* **Short exercise**: Pull out every line below containing the word "poses".

#### Data shown

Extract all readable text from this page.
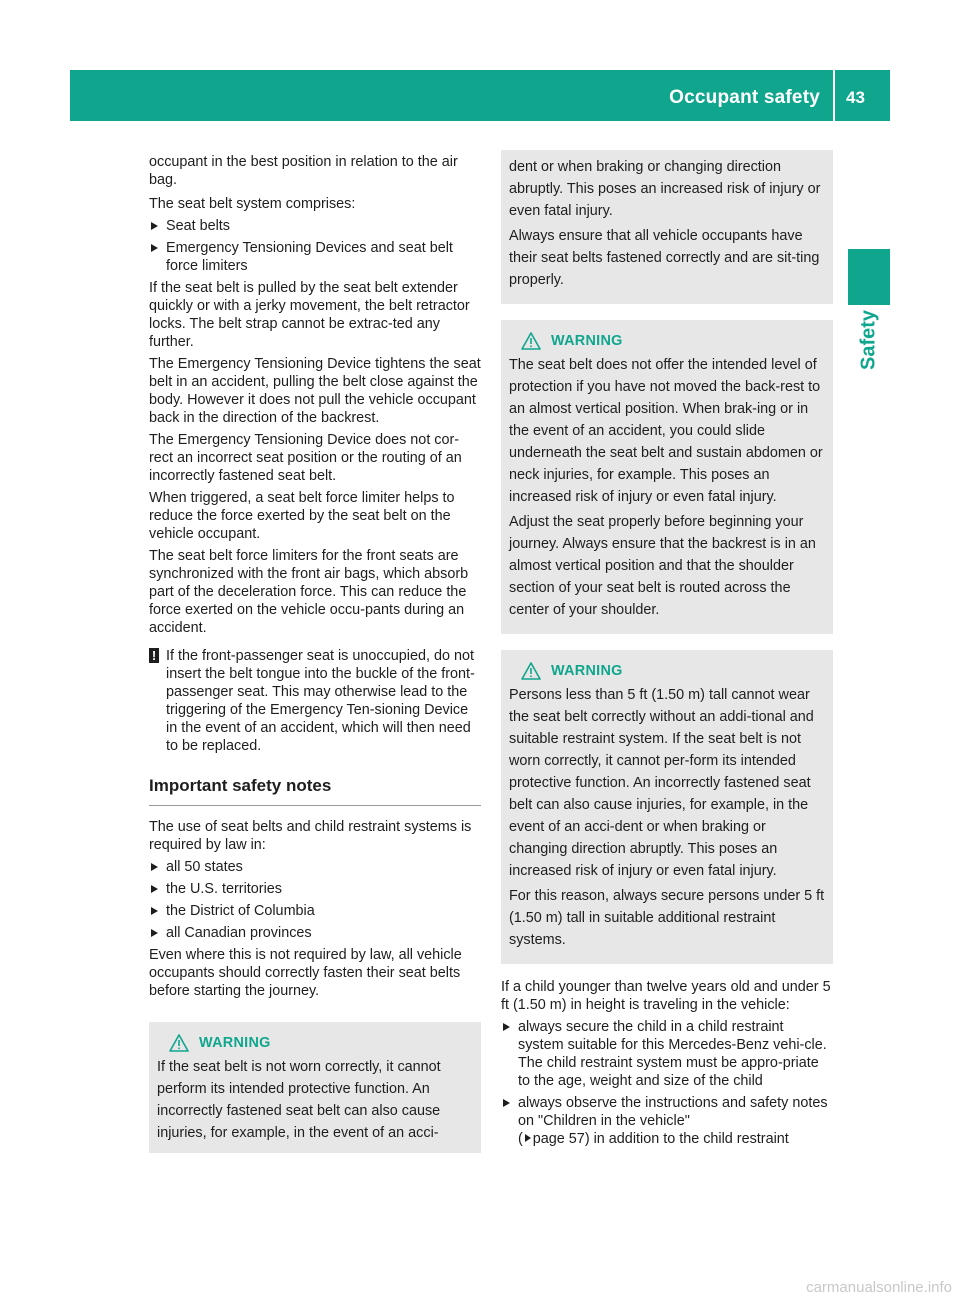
Occupant safety 43
Safety

occupant in the best position in relation to the air bag.

The seat belt system comprises:

Seat belts
Emergency Tensioning Devices and seat belt force limiters

If the seat belt is pulled by the seat belt extender quickly or with a jerky movement, the belt retractor locks. The belt strap cannot be extrac-ted any further.

The Emergency Tensioning Device tightens the seat belt in an accident, pulling the belt close against the body. However it does not pull the vehicle occupant back in the direction of the backrest.

The Emergency Tensioning Device does not cor-rect an incorrect seat position or the routing of an incorrectly fastened seat belt.

When triggered, a seat belt force limiter helps to reduce the force exerted by the seat belt on the vehicle occupant.

The seat belt force limiters for the front seats are synchronized with the front air bags, which absorb part of the deceleration force. This can reduce the force exerted on the vehicle occu-pants during an accident.

! If the front-passenger seat is unoccupied, do not insert the belt tongue into the buckle of the front-passenger seat. This may otherwise lead to the triggering of the Emergency Ten-sioning Device in the event of an accident, which will then need to be replaced.
Important safety notes

The use of seat belts and child restraint systems is required by law in:

all 50 states
the U.S. territories
the District of Columbia
all Canadian provinces

Even where this is not required by law, all vehicle occupants should correctly fasten their seat belts before starting the journey.

WARNING

If the seat belt is not worn correctly, it cannot perform its intended protective function. An incorrectly fastened seat belt can also cause injuries, for example, in the event of an acci-

dent or when braking or changing direction abruptly. This poses an increased risk of injury or even fatal injury.

Always ensure that all vehicle occupants have their seat belts fastened correctly and are sit-ting properly.

WARNING

The seat belt does not offer the intended level of protection if you have not moved the back-rest to an almost vertical position. When brak-ing or in the event of an accident, you could slide underneath the seat belt and sustain abdomen or neck injuries, for example. This poses an increased risk of injury or even fatal injury.

Adjust the seat properly before beginning your journey. Always ensure that the backrest is in an almost vertical position and that the shoulder section of your seat belt is routed across the center of your shoulder.

WARNING

Persons less than 5 ft (1.50 m) tall cannot wear the seat belt correctly without an addi-tional and suitable restraint system. If the seat belt is not worn correctly, it cannot per-form its intended protective function. An incorrectly fastened seat belt can also cause injuries, for example, in the event of an acci-dent or when braking or changing direction abruptly. This poses an increased risk of injury or even fatal injury.

For this reason, always secure persons under 5 ft (1.50 m) tall in suitable additional restraint systems.

If a child younger than twelve years old and under 5 ft (1.50 m) in height is traveling in the vehicle:

always secure the child in a child restraint system suitable for this Mercedes-Benz vehi-cle. The child restraint system must be appro-priate to the age, weight and size of the child
always observe the instructions and safety notes on "Children in the vehicle"
( page 57) in addition to the child restraint
carmanualsonline.info
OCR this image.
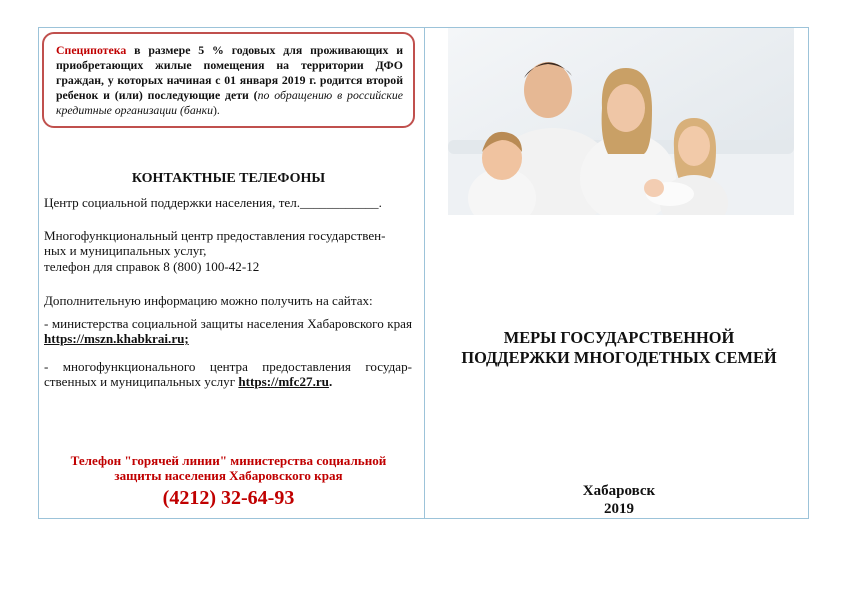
Специпотека в размере 5 % годовых для проживающих и приобретающих жилые помещения на территории ДФО граждан, у которых начиная с 01 января 2019 г. родится второй ребенок и (или) последующие дети (по обращению в российские кредитные организации (банки).
КОНТАКТНЫЕ ТЕЛЕФОНЫ
Центр социальной поддержки населения, тел.____________.
Многофункциональный центр предоставления государствен-
ных и муниципальных услуг,
телефон для справок 8 (800) 100-42-12
Дополнительную информацию можно получить на сайтах:
- министерства социальной защиты населения Хабаровского края https://mszn.khabkrai.ru;
- многофункционального центра предоставления государ-ственных и муниципальных услуг https://mfc27.ru.
Телефон "горячей линии" министерства социальной
защиты населения Хабаровского края
(4212) 32-64-93
МЕРЫ ГОСУДАРСТВЕННОЙ
ПОДДЕРЖКИ МНОГОДЕТНЫХ СЕМЕЙ
Хабаровск
2019
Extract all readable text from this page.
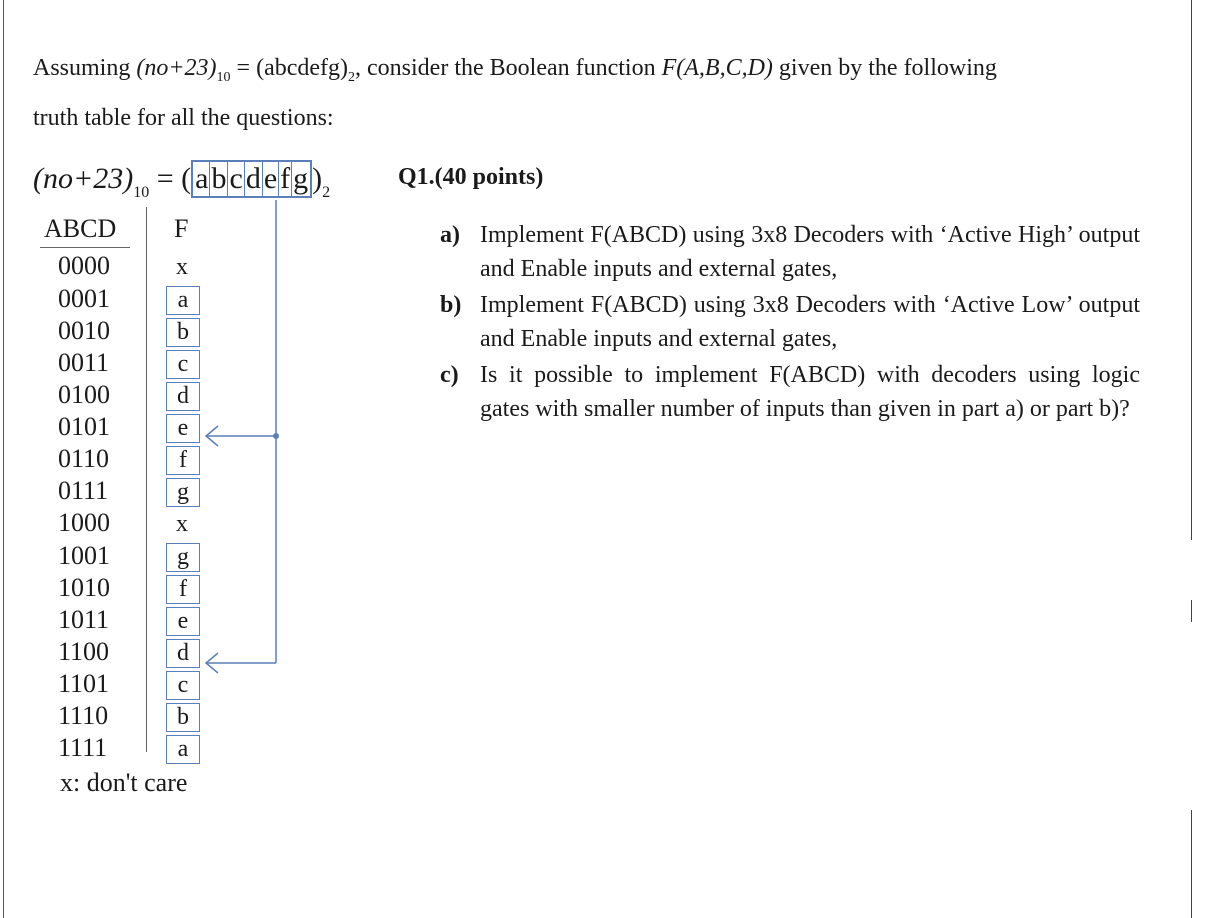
Assuming $(no+23)_{10}$ = $(abcdefg)_2$, consider the Boolean function F(A,B,C,D) given by the following

truth table for all the questions:

$(no+23)_{10}$ = ( a b c d e f g )$_2$
ABCD F
0000	x
0001	a
0010	b
0011	c
0100	d
0101	e
0110	f
0111	g
1000	x
1001	g
1010	f
1011	e
1100	d
1101	c
1110	b
1111	a
x: don't care
Q1.(40 points)
a) Implement F(ABCD) using 3x8 Decoders with ‘Active High’ output and Enable inputs and external gates,
b) Implement F(ABCD) using 3x8 Decoders with ‘Active Low’ output and Enable inputs and external gates,
c) Is it possible to implement F(ABCD) with decoders using logic gates with smaller number of inputs than given in part a) or part b)?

########

* **Problem solution**:
dent or when braking or changing direction abruptly. This poses an increased risk of injury or even fatal injury.
The seat belt does not offer the intended level of protection if you have not moved the back-rest to an almost vertical position. When brak-ing or in the event of an accident, you could slide underneath the seat belt and sustain abdomen or neck injuries, for example. This poses an increased risk of injury or even fatal injury.
Persons less than 5 ft (1.50 m) tall cannot wear the seat belt correctly without an addi-tional and suitable restraint system. If the seat belt is not worn correctly, it cannot per-form its intended protective function. An incorrectly fastened seat belt can also cause injuries, for example, in the event of an acci-dent or when braking or changing direction abruptly. This poses an increased risk of injury or even fatal injury.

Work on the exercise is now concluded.